Task details:
Leave out every picture, then transcribe the rest of the listing exactly.

Records for processing:
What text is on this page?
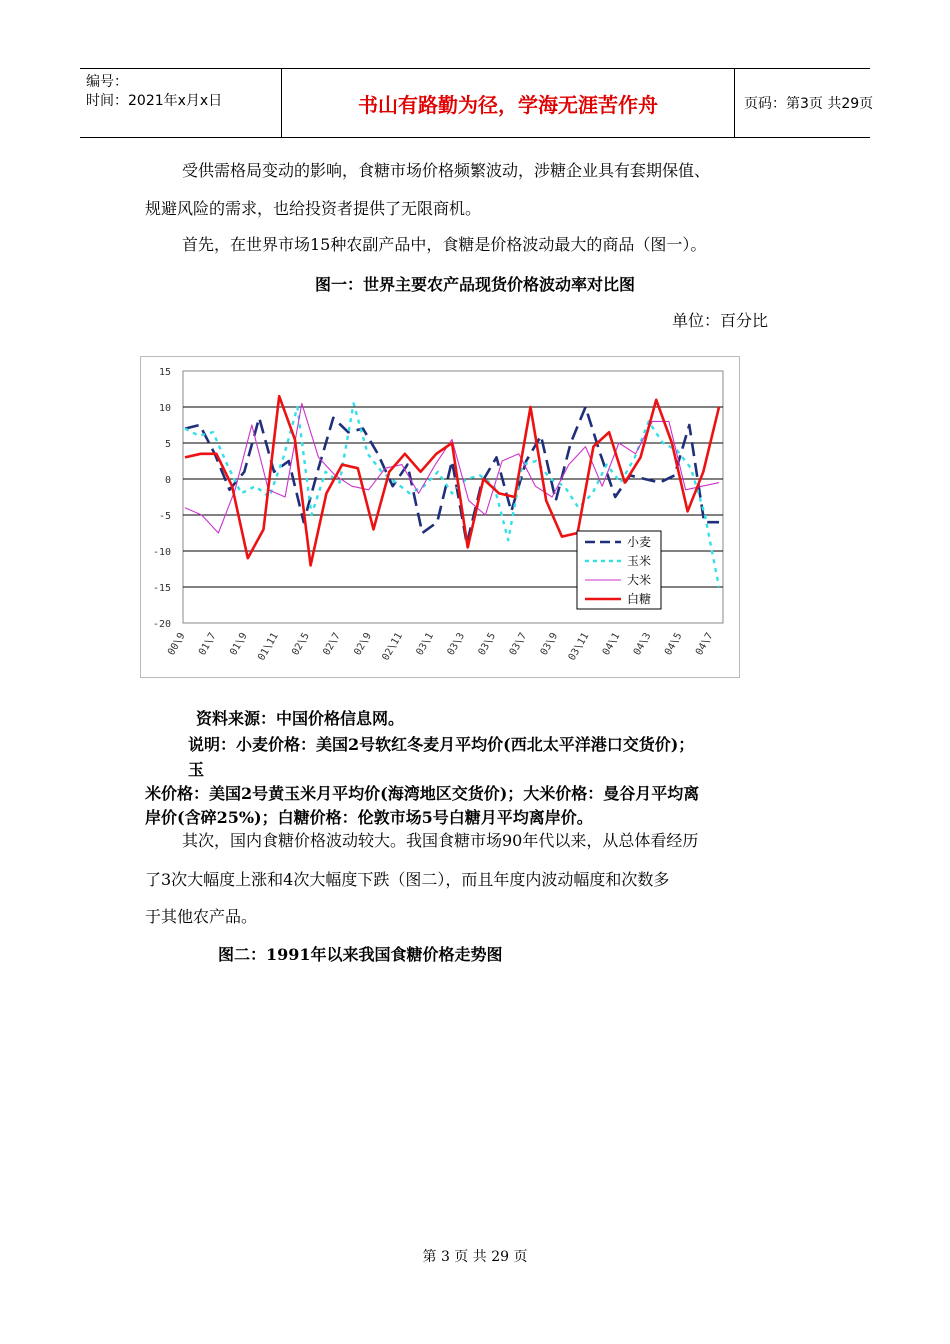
编号：
时间：2021年x月x日	书山有路勤为径，学海无涯苦作舟	页码：第3页 共29页
受供需格局变动的影响，食糖市场价格频繁波动，涉糖企业具有套期保值、
规避风险的需求，也给投资者提供了无限商机。
首先，在世界市场15种农副产品中，食糖是价格波动最大的商品（图一）。
图一：世界主要农产品现货价格波动率对比图
单位：百分比
15
10
5
0
-5
-10
-15
-20
00\9 01\7 01\9 01\11 02\5 02\7 02\9 02\11 03\1 03\3 03\5 03\7 03\9 03\11 04\1 04\3 04\5 04\7
小麦
玉米
大米
白糖
资料来源：中国价格信息网。
说明：小麦价格：美国2号软红冬麦月平均价(西北太平洋港口交货价)；
玉
米价格：美国2号黄玉米月平均价(海湾地区交货价)；大米价格：曼谷月平均离
岸价(含碎25%)；白糖价格：伦敦市场5号白糖月平均离岸价。
其次，国内食糖价格波动较大。我国食糖市场90年代以来，从总体看经历
了3次大幅度上涨和4次大幅度下跌（图二），而且年度内波动幅度和次数多
于其他农产品。
图二：1991年以来我国食糖价格走势图
第 3 页 共 29 页
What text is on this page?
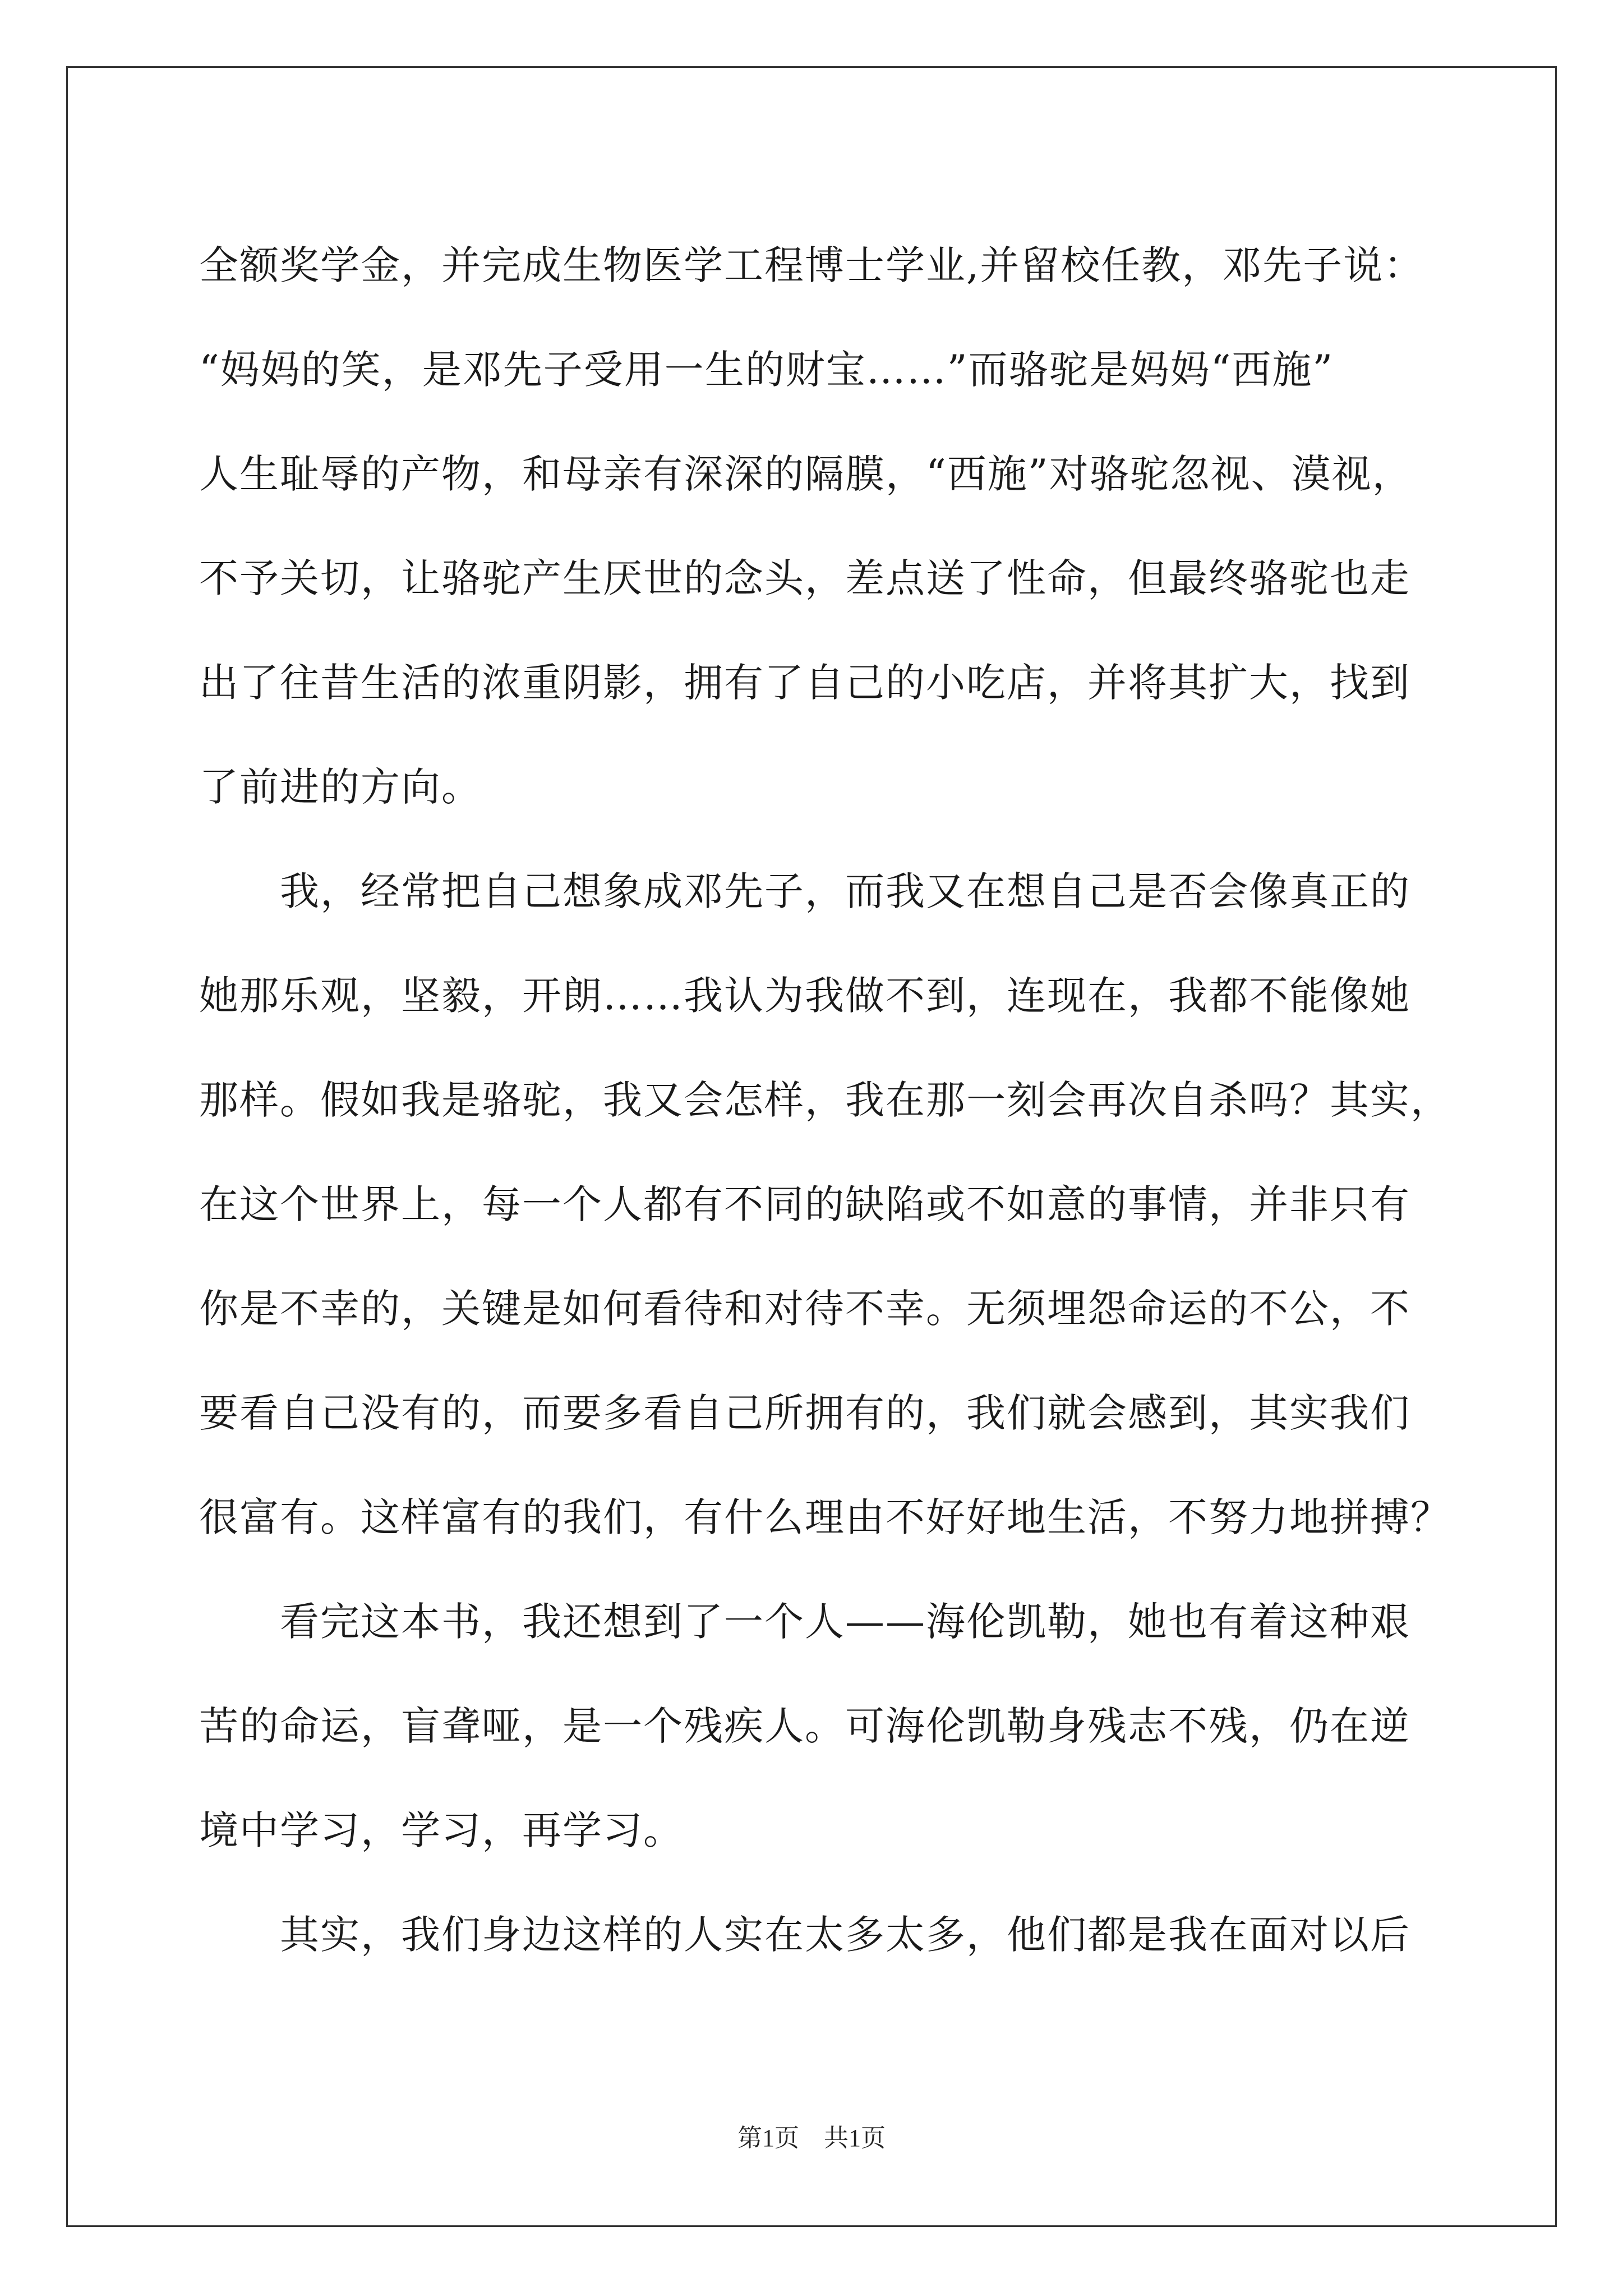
全额奖学金，并完成生物医学工程博士学业,并留校任教，邓先子说：
“妈妈的笑，是邓先子受用一生的财宝……”而骆驼是妈妈“西施”
人生耻辱的产物，和母亲有深深的隔膜，“西施”对骆驼忽视、漠视，
不予关切，让骆驼产生厌世的念头，差点送了性命，但最终骆驼也走
出了往昔生活的浓重阴影，拥有了自己的小吃店，并将其扩大，找到
了前进的方向。
　　我，经常把自己想象成邓先子，而我又在想自己是否会像真正的
她那乐观，坚毅，开朗……我认为我做不到，连现在，我都不能像她
那样。假如我是骆驼，我又会怎样，我在那一刻会再次自杀吗？其实，
在这个世界上，每一个人都有不同的缺陷或不如意的事情，并非只有
你是不幸的，关键是如何看待和对待不幸。无须埋怨命运的不公，不
要看自己没有的，而要多看自己所拥有的，我们就会感到，其实我们
很富有。这样富有的我们，有什么理由不好好地生活，不努力地拼搏？
　　看完这本书，我还想到了一个人——海伦凯勒，她也有着这种艰
苦的命运，盲聋哑，是一个残疾人。可海伦凯勒身残志不残，仍在逆
境中学习，学习，再学习。
　　其实，我们身边这样的人实在太多太多，他们都是我在面对以后
第1页　共1页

Exercise result:
What text is on this page?
编号：
时间：2021年x月x日	书山有路勤为径，学海无涯苦作舟	页码：第3页 共29页
受供需格局变动的影响，食糖市场价格频繁波动，涉糖企业具有套期保值、
规避风险的需求，也给投资者提供了无限商机。
首先，在世界市场15种农副产品中，食糖是价格波动最大的商品（图一）。
图一：世界主要农产品现货价格波动率对比图
单位：百分比
15
10
5
0
-5
-10
-15
-20
00\9 01\7 01\9 01\11 02\5 02\7 02\9 02\11 03\1 03\3 03\5 03\7 03\9 03\11 04\1 04\3 04\5 04\7
小麦
玉米
大米
白糖
资料来源：中国价格信息网。
说明：小麦价格：美国2号软红冬麦月平均价(西北太平洋港口交货价)；
玉
米价格：美国2号黄玉米月平均价(海湾地区交货价)；大米价格：曼谷月平均离
岸价(含碎25%)；白糖价格：伦敦市场5号白糖月平均离岸价。
其次，国内食糖价格波动较大。我国食糖市场90年代以来，从总体看经历
了3次大幅度上涨和4次大幅度下跌（图二），而且年度内波动幅度和次数多
于其他农产品。
图二：1991年以来我国食糖价格走势图
第 3 页 共 29 页
What text is on this page?
全额奖学金，并完成生物医学工程博士学业,并留校任教，邓先子说：
“妈妈的笑，是邓先子受用一生的财宝……”而骆驼是妈妈“西施”
人生耻辱的产物，和母亲有深深的隔膜，“西施”对骆驼忽视、漠视，
不予关切，让骆驼产生厌世的念头，差点送了性命，但最终骆驼也走
出了往昔生活的浓重阴影，拥有了自己的小吃店，并将其扩大，找到
了前进的方向。
　　我，经常把自己想象成邓先子，而我又在想自己是否会像真正的
她那乐观，坚毅，开朗……我认为我做不到，连现在，我都不能像她
那样。假如我是骆驼，我又会怎样，我在那一刻会再次自杀吗？其实，
在这个世界上，每一个人都有不同的缺陷或不如意的事情，并非只有
你是不幸的，关键是如何看待和对待不幸。无须埋怨命运的不公，不
要看自己没有的，而要多看自己所拥有的，我们就会感到，其实我们
很富有。这样富有的我们，有什么理由不好好地生活，不努力地拼搏？
　　看完这本书，我还想到了一个人——海伦凯勒，她也有着这种艰
苦的命运，盲聋哑，是一个残疾人。可海伦凯勒身残志不残，仍在逆
境中学习，学习，再学习。
　　其实，我们身边这样的人实在太多太多，他们都是我在面对以后
第1页　共1页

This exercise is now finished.